(Part of a data file)
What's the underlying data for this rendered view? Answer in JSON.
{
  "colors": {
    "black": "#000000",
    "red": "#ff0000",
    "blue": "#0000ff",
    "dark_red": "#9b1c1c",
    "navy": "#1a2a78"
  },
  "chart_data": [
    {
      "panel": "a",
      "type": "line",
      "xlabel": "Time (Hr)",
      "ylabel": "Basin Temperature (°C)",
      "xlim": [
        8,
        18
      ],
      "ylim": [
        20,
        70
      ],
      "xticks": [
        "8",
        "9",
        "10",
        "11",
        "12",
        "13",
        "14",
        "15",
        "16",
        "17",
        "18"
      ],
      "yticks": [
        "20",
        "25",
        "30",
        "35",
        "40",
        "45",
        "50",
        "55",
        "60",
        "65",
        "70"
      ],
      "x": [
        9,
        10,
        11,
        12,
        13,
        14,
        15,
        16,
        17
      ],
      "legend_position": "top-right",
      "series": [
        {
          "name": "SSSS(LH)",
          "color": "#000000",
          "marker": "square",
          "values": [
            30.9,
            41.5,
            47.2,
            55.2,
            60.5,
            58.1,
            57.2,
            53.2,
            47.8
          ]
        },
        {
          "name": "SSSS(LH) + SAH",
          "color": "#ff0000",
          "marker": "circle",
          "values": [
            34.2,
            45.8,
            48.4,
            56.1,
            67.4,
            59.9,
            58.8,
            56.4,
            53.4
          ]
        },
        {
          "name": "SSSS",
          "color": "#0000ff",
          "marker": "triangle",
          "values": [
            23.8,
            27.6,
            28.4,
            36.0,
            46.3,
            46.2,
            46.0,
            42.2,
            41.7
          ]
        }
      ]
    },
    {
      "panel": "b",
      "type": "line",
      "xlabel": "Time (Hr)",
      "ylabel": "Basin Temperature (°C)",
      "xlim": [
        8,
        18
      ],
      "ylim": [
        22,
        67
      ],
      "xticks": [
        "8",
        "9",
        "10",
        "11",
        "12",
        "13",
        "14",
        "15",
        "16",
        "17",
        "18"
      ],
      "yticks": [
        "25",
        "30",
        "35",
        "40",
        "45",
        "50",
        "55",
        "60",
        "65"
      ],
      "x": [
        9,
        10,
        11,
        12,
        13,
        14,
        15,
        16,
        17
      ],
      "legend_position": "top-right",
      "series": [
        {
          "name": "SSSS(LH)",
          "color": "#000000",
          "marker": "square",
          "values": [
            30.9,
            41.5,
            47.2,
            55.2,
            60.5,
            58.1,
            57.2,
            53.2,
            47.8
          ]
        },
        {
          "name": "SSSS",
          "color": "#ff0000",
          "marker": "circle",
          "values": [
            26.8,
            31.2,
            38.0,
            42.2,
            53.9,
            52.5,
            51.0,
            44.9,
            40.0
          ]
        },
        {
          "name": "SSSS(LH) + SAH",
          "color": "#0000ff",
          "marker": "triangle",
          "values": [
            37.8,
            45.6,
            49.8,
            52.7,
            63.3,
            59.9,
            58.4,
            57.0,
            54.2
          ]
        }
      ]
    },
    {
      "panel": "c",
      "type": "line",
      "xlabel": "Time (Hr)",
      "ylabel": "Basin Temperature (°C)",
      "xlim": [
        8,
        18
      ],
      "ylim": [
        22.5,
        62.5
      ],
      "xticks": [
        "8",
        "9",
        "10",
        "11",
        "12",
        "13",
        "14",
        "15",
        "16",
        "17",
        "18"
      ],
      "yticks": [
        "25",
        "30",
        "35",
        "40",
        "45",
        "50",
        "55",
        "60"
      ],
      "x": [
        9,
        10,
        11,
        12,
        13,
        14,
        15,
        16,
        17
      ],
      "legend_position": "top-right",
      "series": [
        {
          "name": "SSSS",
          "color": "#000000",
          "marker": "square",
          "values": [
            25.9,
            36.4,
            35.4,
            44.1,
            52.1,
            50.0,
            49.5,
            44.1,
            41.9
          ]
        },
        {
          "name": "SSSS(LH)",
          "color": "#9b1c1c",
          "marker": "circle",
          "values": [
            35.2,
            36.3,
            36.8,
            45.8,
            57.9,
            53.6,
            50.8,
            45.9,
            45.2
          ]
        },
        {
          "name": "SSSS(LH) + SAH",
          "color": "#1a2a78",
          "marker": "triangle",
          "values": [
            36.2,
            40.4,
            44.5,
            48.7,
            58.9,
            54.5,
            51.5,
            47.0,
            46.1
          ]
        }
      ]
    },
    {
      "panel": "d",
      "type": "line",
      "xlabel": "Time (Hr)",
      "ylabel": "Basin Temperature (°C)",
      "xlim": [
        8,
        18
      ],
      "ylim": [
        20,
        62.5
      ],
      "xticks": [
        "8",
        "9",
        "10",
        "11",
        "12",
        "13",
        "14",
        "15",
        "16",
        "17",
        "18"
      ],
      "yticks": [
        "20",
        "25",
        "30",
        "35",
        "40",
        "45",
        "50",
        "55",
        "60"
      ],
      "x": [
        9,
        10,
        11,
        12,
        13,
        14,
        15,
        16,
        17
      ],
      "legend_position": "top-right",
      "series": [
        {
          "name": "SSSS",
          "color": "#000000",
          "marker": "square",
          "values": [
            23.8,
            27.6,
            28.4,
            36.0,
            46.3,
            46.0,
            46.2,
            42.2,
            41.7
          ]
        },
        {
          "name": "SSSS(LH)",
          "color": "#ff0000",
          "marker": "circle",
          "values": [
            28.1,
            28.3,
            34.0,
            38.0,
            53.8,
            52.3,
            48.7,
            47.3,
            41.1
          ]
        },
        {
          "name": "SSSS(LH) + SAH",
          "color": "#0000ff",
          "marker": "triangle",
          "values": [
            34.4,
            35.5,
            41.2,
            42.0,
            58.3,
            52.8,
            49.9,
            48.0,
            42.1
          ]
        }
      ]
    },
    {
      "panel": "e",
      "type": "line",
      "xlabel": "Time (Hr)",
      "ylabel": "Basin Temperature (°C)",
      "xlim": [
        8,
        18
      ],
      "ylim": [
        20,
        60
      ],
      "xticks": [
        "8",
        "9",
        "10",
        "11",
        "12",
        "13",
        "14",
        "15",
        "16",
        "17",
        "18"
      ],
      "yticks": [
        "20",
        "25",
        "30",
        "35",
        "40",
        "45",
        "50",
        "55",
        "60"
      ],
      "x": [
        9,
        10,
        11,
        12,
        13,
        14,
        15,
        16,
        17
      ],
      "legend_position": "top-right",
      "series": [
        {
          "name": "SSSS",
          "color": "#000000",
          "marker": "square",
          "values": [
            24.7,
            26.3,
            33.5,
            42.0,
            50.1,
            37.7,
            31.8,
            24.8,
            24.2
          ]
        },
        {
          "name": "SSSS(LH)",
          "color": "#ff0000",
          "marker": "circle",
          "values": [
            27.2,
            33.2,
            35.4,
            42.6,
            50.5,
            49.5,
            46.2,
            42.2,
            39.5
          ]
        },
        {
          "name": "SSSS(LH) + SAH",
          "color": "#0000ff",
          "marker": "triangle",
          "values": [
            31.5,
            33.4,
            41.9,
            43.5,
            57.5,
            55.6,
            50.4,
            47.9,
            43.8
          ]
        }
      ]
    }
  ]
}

What is required
Please reproduce all of the entries exactly as they stand.

Answer in full
What's the underlying data for this rendered view? Answer in JSON.
{
  "colors": {
    "black": "#000000",
    "red": "#ff0000",
    "blue": "#0000ff",
    "dark_red": "#9b1c1c",
    "navy": "#1a2a78"
  },
  "chart_data": [
    {
      "panel": "a",
      "type": "line",
      "xlabel": "Time (Hr)",
      "ylabel": "Basin Temperature (°C)",
      "xlim": [
        8,
        18
      ],
      "ylim": [
        20,
        70
      ],
      "xticks": [
        "8",
        "9",
        "10",
        "11",
        "12",
        "13",
        "14",
        "15",
        "16",
        "17",
        "18"
      ],
      "yticks": [
        "20",
        "25",
        "30",
        "35",
        "40",
        "45",
        "50",
        "55",
        "60",
        "65",
        "70"
      ],
      "x": [
        9,
        10,
        11,
        12,
        13,
        14,
        15,
        16,
        17
      ],
      "legend_position": "top-right",
      "series": [
        {
          "name": "SSSS(LH)",
          "color": "#000000",
          "marker": "square",
          "values": [
            30.9,
            41.5,
            47.2,
            55.2,
            60.5,
            58.1,
            57.2,
            53.2,
            47.8
          ]
        },
        {
          "name": "SSSS(LH) + SAH",
          "color": "#ff0000",
          "marker": "circle",
          "values": [
            34.2,
            45.8,
            48.4,
            56.1,
            67.4,
            59.9,
            58.8,
            56.4,
            53.4
          ]
        },
        {
          "name": "SSSS",
          "color": "#0000ff",
          "marker": "triangle",
          "values": [
            23.8,
            27.6,
            28.4,
            36.0,
            46.3,
            46.2,
            46.0,
            42.2,
            41.7
          ]
        }
      ]
    },
    {
      "panel": "b",
      "type": "line",
      "xlabel": "Time (Hr)",
      "ylabel": "Basin Temperature (°C)",
      "xlim": [
        8,
        18
      ],
      "ylim": [
        22,
        67
      ],
      "xticks": [
        "8",
        "9",
        "10",
        "11",
        "12",
        "13",
        "14",
        "15",
        "16",
        "17",
        "18"
      ],
      "yticks": [
        "25",
        "30",
        "35",
        "40",
        "45",
        "50",
        "55",
        "60",
        "65"
      ],
      "x": [
        9,
        10,
        11,
        12,
        13,
        14,
        15,
        16,
        17
      ],
      "legend_position": "top-right",
      "series": [
        {
          "name": "SSSS(LH)",
          "color": "#000000",
          "marker": "square",
          "values": [
            30.9,
            41.5,
            47.2,
            55.2,
            60.5,
            58.1,
            57.2,
            53.2,
            47.8
          ]
        },
        {
          "name": "SSSS",
          "color": "#ff0000",
          "marker": "circle",
          "values": [
            26.8,
            31.2,
            38.0,
            42.2,
            53.9,
            52.5,
            51.0,
            44.9,
            40.0
          ]
        },
        {
          "name": "SSSS(LH) + SAH",
          "color": "#0000ff",
          "marker": "triangle",
          "values": [
            37.8,
            45.6,
            49.8,
            52.7,
            63.3,
            59.9,
            58.4,
            57.0,
            54.2
          ]
        }
      ]
    },
    {
      "panel": "c",
      "type": "line",
      "xlabel": "Time (Hr)",
      "ylabel": "Basin Temperature (°C)",
      "xlim": [
        8,
        18
      ],
      "ylim": [
        22.5,
        62.5
      ],
      "xticks": [
        "8",
        "9",
        "10",
        "11",
        "12",
        "13",
        "14",
        "15",
        "16",
        "17",
        "18"
      ],
      "yticks": [
        "25",
        "30",
        "35",
        "40",
        "45",
        "50",
        "55",
        "60"
      ],
      "x": [
        9,
        10,
        11,
        12,
        13,
        14,
        15,
        16,
        17
      ],
      "legend_position": "top-right",
      "series": [
        {
          "name": "SSSS",
          "color": "#000000",
          "marker": "square",
          "values": [
            25.9,
            36.4,
            35.4,
            44.1,
            52.1,
            50.0,
            49.5,
            44.1,
            41.9
          ]
        },
        {
          "name": "SSSS(LH)",
          "color": "#9b1c1c",
          "marker": "circle",
          "values": [
            35.2,
            36.3,
            36.8,
            45.8,
            57.9,
            53.6,
            50.8,
            45.9,
            45.2
          ]
        },
        {
          "name": "SSSS(LH) + SAH",
          "color": "#1a2a78",
          "marker": "triangle",
          "values": [
            36.2,
            40.4,
            44.5,
            48.7,
            58.9,
            54.5,
            51.5,
            47.0,
            46.1
          ]
        }
      ]
    },
    {
      "panel": "d",
      "type": "line",
      "xlabel": "Time (Hr)",
      "ylabel": "Basin Temperature (°C)",
      "xlim": [
        8,
        18
      ],
      "ylim": [
        20,
        62.5
      ],
      "xticks": [
        "8",
        "9",
        "10",
        "11",
        "12",
        "13",
        "14",
        "15",
        "16",
        "17",
        "18"
      ],
      "yticks": [
        "20",
        "25",
        "30",
        "35",
        "40",
        "45",
        "50",
        "55",
        "60"
      ],
      "x": [
        9,
        10,
        11,
        12,
        13,
        14,
        15,
        16,
        17
      ],
      "legend_position": "top-right",
      "series": [
        {
          "name": "SSSS",
          "color": "#000000",
          "marker": "square",
          "values": [
            23.8,
            27.6,
            28.4,
            36.0,
            46.3,
            46.0,
            46.2,
            42.2,
            41.7
          ]
        },
        {
          "name": "SSSS(LH)",
          "color": "#ff0000",
          "marker": "circle",
          "values": [
            28.1,
            28.3,
            34.0,
            38.0,
            53.8,
            52.3,
            48.7,
            47.3,
            41.1
          ]
        },
        {
          "name": "SSSS(LH) + SAH",
          "color": "#0000ff",
          "marker": "triangle",
          "values": [
            34.4,
            35.5,
            41.2,
            42.0,
            58.3,
            52.8,
            49.9,
            48.0,
            42.1
          ]
        }
      ]
    },
    {
      "panel": "e",
      "type": "line",
      "xlabel": "Time (Hr)",
      "ylabel": "Basin Temperature (°C)",
      "xlim": [
        8,
        18
      ],
      "ylim": [
        20,
        60
      ],
      "xticks": [
        "8",
        "9",
        "10",
        "11",
        "12",
        "13",
        "14",
        "15",
        "16",
        "17",
        "18"
      ],
      "yticks": [
        "20",
        "25",
        "30",
        "35",
        "40",
        "45",
        "50",
        "55",
        "60"
      ],
      "x": [
        9,
        10,
        11,
        12,
        13,
        14,
        15,
        16,
        17
      ],
      "legend_position": "top-right",
      "series": [
        {
          "name": "SSSS",
          "color": "#000000",
          "marker": "square",
          "values": [
            24.7,
            26.3,
            33.5,
            42.0,
            50.1,
            37.7,
            31.8,
            24.8,
            24.2
          ]
        },
        {
          "name": "SSSS(LH)",
          "color": "#ff0000",
          "marker": "circle",
          "values": [
            27.2,
            33.2,
            35.4,
            42.6,
            50.5,
            49.5,
            46.2,
            42.2,
            39.5
          ]
        },
        {
          "name": "SSSS(LH) + SAH",
          "color": "#0000ff",
          "marker": "triangle",
          "values": [
            31.5,
            33.4,
            41.9,
            43.5,
            57.5,
            55.6,
            50.4,
            47.9,
            43.8
          ]
        }
      ]
    }
  ]
}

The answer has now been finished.